SUPPLIED MATERIAL
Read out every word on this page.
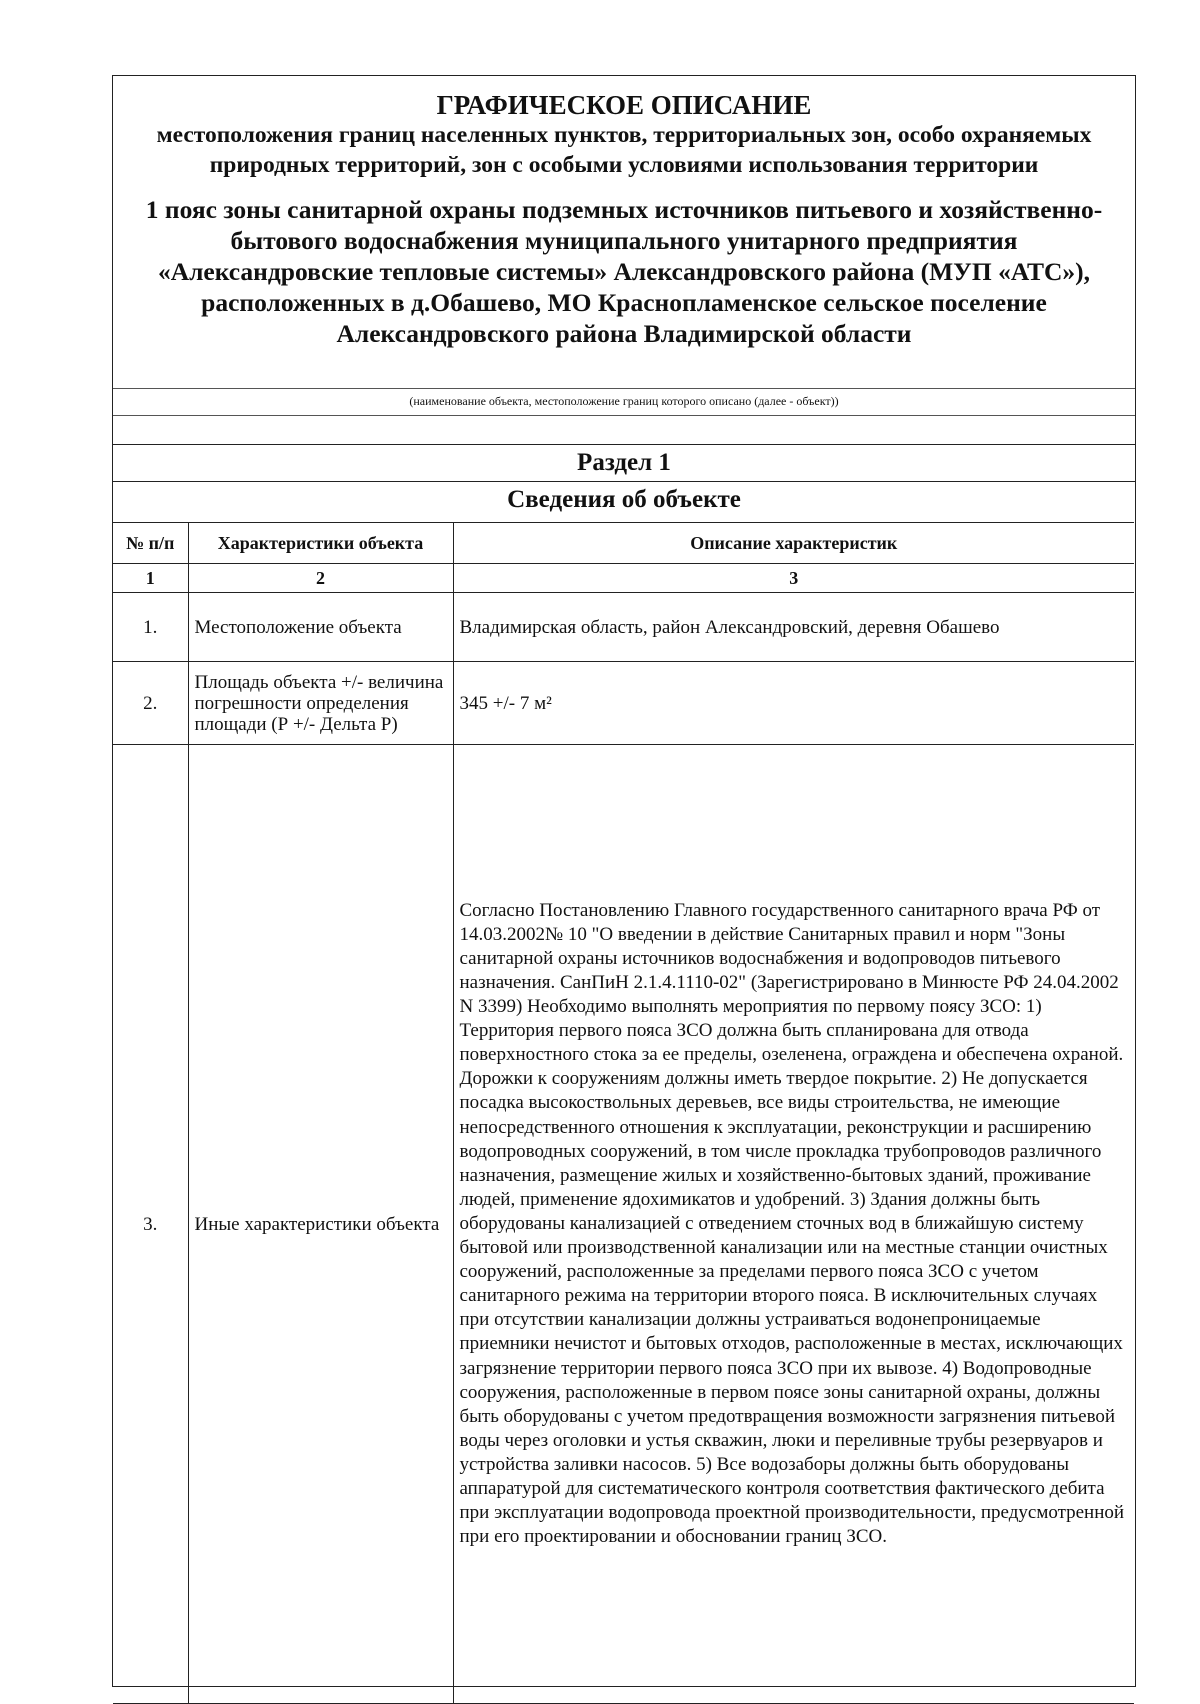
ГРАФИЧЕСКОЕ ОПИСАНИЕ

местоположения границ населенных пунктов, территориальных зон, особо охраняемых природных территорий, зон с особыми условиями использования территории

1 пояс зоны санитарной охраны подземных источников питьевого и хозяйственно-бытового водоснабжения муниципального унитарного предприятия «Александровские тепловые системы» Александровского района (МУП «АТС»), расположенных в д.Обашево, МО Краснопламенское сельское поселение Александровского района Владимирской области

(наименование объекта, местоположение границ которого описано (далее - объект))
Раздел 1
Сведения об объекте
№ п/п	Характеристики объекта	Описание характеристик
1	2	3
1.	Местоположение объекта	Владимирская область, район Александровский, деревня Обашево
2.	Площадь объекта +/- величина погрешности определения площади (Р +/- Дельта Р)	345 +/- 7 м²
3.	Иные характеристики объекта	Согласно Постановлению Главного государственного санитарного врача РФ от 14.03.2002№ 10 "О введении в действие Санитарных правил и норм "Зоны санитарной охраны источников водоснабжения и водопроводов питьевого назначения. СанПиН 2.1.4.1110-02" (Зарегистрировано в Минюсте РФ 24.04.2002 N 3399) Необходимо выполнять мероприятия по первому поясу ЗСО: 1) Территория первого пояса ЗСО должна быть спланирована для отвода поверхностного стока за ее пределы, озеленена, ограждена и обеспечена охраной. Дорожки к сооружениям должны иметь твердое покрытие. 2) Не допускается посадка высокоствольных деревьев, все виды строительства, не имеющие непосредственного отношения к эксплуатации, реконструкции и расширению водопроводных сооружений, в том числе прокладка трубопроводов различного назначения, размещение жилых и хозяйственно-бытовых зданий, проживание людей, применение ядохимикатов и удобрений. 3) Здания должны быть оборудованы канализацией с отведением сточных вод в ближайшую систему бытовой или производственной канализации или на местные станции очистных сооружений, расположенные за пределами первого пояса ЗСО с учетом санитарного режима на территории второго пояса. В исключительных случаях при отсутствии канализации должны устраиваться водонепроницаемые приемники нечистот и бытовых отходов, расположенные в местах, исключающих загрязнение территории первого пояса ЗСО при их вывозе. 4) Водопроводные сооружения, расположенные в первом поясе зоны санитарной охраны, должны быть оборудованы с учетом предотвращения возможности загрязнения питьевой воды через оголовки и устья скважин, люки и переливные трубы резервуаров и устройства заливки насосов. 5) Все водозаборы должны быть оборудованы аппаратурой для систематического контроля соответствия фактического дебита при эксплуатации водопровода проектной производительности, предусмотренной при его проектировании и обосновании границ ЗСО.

TASK REQUIREMENTS
Repeat the preceding records precisely, and leave every picture out of the copy.

WRITTEN SOLUTION
Read out every word on this page.
ГРАФИЧЕСКОЕ ОПИСАНИЕ

местоположения границ населенных пунктов, территориальных зон, особо охраняемых природных территорий, зон с особыми условиями использования территории

1 пояс зоны санитарной охраны подземных источников питьевого и хозяйственно-бытового водоснабжения муниципального унитарного предприятия «Александровские тепловые системы» Александровского района (МУП «АТС»), расположенных в д.Обашево, МО Краснопламенское сельское поселение Александровского района Владимирской области

(наименование объекта, местоположение границ которого описано (далее - объект))
Раздел 1
Сведения об объекте
№ п/п	Характеристики объекта	Описание характеристик
1	2	3
1.	Местоположение объекта	Владимирская область, район Александровский, деревня Обашево
2.	Площадь объекта +/- величина погрешности определения площади (Р +/- Дельта Р)	345 +/- 7 м²
3.	Иные характеристики объекта	Согласно Постановлению Главного государственного санитарного врача РФ от 14.03.2002№ 10 "О введении в действие Санитарных правил и норм "Зоны санитарной охраны источников водоснабжения и водопроводов питьевого назначения. СанПиН 2.1.4.1110-02" (Зарегистрировано в Минюсте РФ 24.04.2002 N 3399) Необходимо выполнять мероприятия по первому поясу ЗСО: 1) Территория первого пояса ЗСО должна быть спланирована для отвода поверхностного стока за ее пределы, озеленена, ограждена и обеспечена охраной. Дорожки к сооружениям должны иметь твердое покрытие. 2) Не допускается посадка высокоствольных деревьев, все виды строительства, не имеющие непосредственного отношения к эксплуатации, реконструкции и расширению водопроводных сооружений, в том числе прокладка трубопроводов различного назначения, размещение жилых и хозяйственно-бытовых зданий, проживание людей, применение ядохимикатов и удобрений. 3) Здания должны быть оборудованы канализацией с отведением сточных вод в ближайшую систему бытовой или производственной канализации или на местные станции очистных сооружений, расположенные за пределами первого пояса ЗСО с учетом санитарного режима на территории второго пояса. В исключительных случаях при отсутствии канализации должны устраиваться водонепроницаемые приемники нечистот и бытовых отходов, расположенные в местах, исключающих загрязнение территории первого пояса ЗСО при их вывозе. 4) Водопроводные сооружения, расположенные в первом поясе зоны санитарной охраны, должны быть оборудованы с учетом предотвращения возможности загрязнения питьевой воды через оголовки и устья скважин, люки и переливные трубы резервуаров и устройства заливки насосов. 5) Все водозаборы должны быть оборудованы аппаратурой для систематического контроля соответствия фактического дебита при эксплуатации водопровода проектной производительности, предусмотренной при его проектировании и обосновании границ ЗСО.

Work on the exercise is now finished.